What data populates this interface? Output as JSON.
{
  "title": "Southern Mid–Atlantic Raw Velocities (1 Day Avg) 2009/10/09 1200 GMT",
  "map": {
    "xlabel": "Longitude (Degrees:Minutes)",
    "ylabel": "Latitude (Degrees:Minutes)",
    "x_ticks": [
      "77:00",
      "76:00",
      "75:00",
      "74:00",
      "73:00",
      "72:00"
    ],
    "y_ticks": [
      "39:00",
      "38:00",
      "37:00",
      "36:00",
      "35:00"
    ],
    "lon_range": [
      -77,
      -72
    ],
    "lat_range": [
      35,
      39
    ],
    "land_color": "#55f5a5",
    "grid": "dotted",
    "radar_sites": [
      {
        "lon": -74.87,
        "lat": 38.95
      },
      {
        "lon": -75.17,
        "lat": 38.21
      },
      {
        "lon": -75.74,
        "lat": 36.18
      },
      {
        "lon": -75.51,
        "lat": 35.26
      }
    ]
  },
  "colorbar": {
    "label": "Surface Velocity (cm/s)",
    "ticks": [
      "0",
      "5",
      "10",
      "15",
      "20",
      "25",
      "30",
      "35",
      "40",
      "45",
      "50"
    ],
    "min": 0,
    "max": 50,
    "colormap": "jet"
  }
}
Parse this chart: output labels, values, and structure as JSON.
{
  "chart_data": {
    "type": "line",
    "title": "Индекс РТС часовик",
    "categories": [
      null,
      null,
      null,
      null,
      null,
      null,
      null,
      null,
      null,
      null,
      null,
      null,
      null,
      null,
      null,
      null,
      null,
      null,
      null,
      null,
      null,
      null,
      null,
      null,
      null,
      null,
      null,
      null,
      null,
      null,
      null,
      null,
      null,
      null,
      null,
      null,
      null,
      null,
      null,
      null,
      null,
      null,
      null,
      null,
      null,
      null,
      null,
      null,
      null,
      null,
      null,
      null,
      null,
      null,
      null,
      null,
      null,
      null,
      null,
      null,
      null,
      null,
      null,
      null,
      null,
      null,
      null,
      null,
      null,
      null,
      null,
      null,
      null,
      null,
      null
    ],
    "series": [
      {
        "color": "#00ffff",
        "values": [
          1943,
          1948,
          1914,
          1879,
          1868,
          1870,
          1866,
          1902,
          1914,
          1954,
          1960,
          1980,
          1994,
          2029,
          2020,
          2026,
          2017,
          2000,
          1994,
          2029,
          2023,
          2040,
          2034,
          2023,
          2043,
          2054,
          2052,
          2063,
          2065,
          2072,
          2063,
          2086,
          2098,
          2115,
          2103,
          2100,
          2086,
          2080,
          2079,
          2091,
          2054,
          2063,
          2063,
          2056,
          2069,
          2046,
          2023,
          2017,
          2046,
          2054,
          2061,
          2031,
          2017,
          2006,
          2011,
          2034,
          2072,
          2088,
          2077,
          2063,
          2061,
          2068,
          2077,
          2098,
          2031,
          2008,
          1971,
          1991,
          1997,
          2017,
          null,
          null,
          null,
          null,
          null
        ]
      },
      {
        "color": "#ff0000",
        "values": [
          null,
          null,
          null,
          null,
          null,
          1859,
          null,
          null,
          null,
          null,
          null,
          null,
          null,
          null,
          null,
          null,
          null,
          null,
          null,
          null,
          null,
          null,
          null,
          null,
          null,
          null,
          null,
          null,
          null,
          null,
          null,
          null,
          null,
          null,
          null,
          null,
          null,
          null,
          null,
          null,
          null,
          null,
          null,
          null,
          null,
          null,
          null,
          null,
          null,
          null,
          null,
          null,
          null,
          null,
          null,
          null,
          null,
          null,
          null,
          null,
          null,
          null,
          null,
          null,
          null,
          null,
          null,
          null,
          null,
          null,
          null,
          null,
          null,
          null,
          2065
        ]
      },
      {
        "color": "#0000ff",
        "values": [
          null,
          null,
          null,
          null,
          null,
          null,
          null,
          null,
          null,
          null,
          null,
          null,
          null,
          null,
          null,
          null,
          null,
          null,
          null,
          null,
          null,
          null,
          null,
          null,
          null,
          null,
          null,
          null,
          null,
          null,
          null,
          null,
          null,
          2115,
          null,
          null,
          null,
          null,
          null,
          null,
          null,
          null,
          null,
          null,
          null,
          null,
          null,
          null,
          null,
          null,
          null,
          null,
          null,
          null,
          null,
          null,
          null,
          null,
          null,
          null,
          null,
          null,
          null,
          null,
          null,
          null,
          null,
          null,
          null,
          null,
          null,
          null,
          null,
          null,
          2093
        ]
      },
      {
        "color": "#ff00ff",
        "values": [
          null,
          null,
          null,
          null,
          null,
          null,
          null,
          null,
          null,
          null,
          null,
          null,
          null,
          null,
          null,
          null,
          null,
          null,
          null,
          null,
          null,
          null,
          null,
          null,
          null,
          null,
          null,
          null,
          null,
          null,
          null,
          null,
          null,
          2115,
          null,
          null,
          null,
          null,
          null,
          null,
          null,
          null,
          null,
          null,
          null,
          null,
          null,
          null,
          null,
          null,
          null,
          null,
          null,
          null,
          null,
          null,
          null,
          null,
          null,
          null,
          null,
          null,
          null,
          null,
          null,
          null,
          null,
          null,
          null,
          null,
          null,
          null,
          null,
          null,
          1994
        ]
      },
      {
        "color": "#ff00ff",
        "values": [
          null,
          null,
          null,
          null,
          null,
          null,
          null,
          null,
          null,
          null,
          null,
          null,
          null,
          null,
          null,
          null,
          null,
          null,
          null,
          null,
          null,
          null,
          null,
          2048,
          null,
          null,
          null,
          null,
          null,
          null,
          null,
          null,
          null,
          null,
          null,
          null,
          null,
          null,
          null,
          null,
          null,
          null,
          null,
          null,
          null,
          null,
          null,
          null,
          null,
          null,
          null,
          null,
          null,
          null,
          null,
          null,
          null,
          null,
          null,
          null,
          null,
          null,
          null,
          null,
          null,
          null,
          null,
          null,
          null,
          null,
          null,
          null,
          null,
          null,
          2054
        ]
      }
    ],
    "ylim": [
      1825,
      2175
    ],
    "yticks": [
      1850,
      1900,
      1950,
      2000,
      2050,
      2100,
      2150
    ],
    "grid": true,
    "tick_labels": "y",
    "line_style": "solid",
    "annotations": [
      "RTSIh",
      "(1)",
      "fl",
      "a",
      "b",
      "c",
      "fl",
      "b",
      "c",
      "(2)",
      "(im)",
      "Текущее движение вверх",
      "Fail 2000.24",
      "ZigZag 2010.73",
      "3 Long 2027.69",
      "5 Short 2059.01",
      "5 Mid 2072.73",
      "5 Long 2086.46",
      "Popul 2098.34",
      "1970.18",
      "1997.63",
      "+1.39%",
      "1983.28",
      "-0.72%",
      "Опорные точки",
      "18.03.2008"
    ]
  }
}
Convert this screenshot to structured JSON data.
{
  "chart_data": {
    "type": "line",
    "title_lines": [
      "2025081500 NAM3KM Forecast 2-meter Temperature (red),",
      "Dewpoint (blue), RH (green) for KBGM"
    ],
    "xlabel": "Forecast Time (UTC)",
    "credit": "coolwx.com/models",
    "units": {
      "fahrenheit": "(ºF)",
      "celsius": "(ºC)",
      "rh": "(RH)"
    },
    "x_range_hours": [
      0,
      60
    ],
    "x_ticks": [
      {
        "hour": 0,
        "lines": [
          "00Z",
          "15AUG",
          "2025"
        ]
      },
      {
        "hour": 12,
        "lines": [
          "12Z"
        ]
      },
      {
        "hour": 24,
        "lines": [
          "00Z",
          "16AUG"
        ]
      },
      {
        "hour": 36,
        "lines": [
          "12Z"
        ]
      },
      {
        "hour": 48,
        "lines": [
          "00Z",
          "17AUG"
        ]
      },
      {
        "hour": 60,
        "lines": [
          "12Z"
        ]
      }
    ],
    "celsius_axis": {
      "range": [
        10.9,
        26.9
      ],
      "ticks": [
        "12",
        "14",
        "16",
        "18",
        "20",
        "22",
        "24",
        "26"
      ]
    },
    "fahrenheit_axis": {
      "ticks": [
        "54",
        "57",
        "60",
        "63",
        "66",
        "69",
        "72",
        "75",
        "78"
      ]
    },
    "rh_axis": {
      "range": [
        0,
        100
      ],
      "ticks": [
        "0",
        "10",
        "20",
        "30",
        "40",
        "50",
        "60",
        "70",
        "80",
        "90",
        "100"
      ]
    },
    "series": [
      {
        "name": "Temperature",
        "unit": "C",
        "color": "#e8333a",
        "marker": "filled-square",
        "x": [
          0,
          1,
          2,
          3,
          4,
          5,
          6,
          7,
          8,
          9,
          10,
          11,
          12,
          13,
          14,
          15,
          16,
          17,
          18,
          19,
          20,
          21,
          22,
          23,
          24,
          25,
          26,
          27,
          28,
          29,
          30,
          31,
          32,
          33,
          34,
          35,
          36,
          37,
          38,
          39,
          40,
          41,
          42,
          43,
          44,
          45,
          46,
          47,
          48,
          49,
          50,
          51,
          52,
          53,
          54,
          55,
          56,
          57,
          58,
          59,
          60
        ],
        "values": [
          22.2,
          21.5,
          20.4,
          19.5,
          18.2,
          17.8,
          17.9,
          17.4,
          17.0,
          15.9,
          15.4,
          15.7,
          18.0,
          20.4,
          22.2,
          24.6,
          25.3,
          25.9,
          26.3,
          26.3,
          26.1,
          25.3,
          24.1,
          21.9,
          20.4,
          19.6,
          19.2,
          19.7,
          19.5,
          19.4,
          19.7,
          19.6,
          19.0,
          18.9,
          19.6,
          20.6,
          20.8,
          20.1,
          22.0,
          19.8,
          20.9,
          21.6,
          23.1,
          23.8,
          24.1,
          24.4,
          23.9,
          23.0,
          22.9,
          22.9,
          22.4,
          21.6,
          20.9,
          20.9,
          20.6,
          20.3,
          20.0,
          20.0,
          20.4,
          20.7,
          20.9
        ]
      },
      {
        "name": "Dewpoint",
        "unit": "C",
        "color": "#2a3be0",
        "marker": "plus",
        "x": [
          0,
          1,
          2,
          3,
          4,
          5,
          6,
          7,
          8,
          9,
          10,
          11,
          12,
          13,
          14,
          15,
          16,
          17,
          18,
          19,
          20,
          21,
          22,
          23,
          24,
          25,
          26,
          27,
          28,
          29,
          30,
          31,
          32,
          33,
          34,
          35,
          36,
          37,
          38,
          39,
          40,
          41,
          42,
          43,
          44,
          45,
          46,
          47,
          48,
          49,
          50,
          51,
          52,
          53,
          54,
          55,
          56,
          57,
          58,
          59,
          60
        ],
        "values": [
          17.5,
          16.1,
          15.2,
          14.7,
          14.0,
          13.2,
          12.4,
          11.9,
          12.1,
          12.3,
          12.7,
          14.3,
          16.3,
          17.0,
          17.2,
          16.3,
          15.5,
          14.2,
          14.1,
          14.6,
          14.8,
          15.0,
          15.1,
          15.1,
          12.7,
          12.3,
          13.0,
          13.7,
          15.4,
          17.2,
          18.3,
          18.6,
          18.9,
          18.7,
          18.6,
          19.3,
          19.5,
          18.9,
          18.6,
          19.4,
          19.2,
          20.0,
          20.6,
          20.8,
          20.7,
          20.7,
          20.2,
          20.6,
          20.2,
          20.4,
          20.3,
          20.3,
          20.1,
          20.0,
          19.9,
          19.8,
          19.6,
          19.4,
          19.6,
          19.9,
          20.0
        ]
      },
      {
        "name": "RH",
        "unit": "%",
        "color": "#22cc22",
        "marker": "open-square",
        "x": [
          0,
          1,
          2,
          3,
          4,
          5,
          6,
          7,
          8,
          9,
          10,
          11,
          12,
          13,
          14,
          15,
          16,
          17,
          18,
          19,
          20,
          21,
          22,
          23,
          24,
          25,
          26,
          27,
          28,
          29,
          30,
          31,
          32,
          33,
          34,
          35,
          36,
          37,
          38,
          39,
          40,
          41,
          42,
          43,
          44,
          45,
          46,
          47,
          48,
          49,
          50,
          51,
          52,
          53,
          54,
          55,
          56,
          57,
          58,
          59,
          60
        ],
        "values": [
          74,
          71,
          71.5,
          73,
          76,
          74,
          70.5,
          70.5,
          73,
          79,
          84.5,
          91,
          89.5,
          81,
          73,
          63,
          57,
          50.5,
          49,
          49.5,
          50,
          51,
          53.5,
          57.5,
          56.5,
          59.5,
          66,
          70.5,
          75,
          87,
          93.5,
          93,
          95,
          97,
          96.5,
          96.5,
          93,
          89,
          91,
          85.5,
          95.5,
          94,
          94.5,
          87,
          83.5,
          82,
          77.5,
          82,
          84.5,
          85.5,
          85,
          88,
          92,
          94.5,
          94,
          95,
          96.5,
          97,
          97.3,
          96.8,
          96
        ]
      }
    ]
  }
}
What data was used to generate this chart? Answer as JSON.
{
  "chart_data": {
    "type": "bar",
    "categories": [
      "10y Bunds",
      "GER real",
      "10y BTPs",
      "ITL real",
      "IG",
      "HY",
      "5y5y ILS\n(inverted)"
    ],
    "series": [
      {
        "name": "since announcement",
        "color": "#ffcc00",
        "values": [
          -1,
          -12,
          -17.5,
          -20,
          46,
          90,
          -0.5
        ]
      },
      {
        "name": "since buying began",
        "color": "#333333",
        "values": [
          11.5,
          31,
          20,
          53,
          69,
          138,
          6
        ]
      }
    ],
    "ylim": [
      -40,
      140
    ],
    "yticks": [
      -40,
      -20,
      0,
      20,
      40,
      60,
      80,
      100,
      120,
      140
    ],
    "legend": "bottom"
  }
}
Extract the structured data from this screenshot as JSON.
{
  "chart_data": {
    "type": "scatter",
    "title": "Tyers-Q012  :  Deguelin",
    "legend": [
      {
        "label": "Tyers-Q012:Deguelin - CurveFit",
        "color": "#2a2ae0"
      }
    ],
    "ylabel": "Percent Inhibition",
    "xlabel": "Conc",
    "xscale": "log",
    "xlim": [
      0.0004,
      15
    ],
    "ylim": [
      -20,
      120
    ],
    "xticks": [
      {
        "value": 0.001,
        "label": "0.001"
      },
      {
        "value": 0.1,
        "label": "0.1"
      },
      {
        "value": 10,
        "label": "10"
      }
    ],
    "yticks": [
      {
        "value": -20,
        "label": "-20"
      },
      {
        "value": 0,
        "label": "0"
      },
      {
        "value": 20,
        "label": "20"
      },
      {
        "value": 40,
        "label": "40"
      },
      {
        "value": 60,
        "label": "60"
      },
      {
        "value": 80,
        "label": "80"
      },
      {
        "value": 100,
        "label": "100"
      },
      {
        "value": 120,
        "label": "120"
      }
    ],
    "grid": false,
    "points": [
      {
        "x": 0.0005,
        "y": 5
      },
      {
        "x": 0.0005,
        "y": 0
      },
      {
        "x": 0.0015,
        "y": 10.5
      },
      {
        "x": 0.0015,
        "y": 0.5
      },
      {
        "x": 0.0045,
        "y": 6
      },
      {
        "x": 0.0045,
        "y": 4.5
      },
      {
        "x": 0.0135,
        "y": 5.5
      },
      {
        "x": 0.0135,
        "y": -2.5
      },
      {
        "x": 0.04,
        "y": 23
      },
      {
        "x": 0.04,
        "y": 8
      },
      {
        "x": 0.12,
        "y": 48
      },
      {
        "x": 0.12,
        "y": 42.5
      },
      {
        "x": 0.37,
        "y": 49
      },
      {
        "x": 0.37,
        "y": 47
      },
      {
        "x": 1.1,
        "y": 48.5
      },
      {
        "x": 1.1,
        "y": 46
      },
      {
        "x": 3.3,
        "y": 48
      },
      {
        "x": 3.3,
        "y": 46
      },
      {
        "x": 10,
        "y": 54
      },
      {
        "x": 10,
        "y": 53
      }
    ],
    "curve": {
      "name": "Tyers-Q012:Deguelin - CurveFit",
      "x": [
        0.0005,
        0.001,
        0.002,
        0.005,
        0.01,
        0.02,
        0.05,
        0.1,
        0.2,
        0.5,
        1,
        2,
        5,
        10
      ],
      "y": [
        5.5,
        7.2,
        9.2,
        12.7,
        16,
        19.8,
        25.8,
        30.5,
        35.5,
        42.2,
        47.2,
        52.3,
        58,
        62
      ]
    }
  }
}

_WHAT THE EXERCISE ASKS:_
Isolate the lines that hold the word "JSON" and copy all of them.

_FULL SOLUTION:_
What data populates this interface? Output as JSON.
Parse this chart: output labels, values, and structure as JSON.
Convert this screenshot to structured JSON data.
What data was used to generate this chart? Answer as JSON.
Extract the structured data from this screenshot as JSON.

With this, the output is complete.